TASK GOAL: Which lines contain the word "Average"? Return each of them as written.

Dataset rows about figures
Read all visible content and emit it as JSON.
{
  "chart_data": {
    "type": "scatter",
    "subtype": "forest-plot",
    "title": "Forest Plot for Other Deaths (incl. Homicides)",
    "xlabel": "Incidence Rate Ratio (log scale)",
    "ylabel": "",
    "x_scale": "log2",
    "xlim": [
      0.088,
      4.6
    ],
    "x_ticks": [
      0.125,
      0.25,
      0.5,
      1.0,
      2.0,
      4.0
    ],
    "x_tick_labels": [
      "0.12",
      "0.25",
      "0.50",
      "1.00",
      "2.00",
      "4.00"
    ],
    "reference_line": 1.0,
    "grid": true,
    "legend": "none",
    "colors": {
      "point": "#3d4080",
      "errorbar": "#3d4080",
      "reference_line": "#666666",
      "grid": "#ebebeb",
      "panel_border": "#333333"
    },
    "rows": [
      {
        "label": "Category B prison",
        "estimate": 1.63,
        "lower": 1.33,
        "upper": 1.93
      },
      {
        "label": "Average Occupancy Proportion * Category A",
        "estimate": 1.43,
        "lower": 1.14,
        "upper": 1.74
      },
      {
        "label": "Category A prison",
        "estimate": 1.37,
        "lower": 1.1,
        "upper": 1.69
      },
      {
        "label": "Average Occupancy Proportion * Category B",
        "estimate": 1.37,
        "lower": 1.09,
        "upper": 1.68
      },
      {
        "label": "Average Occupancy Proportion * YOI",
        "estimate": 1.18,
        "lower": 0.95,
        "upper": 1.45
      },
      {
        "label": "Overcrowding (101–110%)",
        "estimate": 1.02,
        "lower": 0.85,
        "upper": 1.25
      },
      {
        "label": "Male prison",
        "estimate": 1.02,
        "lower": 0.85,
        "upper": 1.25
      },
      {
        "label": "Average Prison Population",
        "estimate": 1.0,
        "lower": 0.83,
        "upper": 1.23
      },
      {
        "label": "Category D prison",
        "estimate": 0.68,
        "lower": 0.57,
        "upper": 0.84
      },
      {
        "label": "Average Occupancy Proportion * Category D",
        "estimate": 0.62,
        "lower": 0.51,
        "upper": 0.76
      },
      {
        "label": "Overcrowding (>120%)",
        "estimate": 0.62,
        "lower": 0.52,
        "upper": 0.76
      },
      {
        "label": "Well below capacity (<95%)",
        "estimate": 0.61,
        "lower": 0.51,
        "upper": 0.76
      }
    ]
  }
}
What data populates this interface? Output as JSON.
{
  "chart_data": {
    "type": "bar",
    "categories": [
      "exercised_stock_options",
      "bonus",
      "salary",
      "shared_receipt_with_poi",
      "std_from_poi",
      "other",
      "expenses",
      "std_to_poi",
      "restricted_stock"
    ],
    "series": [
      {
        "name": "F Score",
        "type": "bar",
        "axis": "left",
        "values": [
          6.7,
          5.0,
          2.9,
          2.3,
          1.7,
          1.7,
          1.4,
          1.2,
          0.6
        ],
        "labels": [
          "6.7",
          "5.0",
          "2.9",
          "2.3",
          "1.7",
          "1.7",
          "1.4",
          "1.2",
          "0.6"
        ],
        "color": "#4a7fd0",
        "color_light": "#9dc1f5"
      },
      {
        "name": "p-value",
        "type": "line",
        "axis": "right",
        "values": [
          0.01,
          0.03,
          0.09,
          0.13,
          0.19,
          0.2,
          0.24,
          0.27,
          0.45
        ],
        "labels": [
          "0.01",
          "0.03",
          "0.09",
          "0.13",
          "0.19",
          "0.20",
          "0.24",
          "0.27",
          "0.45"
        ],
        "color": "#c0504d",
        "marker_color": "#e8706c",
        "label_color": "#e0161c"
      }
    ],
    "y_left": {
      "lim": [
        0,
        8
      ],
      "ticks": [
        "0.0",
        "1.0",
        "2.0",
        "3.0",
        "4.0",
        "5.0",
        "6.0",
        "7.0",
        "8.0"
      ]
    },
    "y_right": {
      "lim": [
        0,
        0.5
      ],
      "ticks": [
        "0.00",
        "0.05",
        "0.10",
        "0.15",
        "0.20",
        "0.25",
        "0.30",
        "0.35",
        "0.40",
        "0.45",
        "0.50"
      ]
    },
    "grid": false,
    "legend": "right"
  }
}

ANSWER TO THE PROBLEM:
        "label": "Average Occupancy Proportion * Category A",
        "label": "Average Occupancy Proportion * Category B",
        "label": "Average Occupancy Proportion * YOI",
        "label": "Average Prison Population",
        "label": "Average Occupancy Proportion * Category D",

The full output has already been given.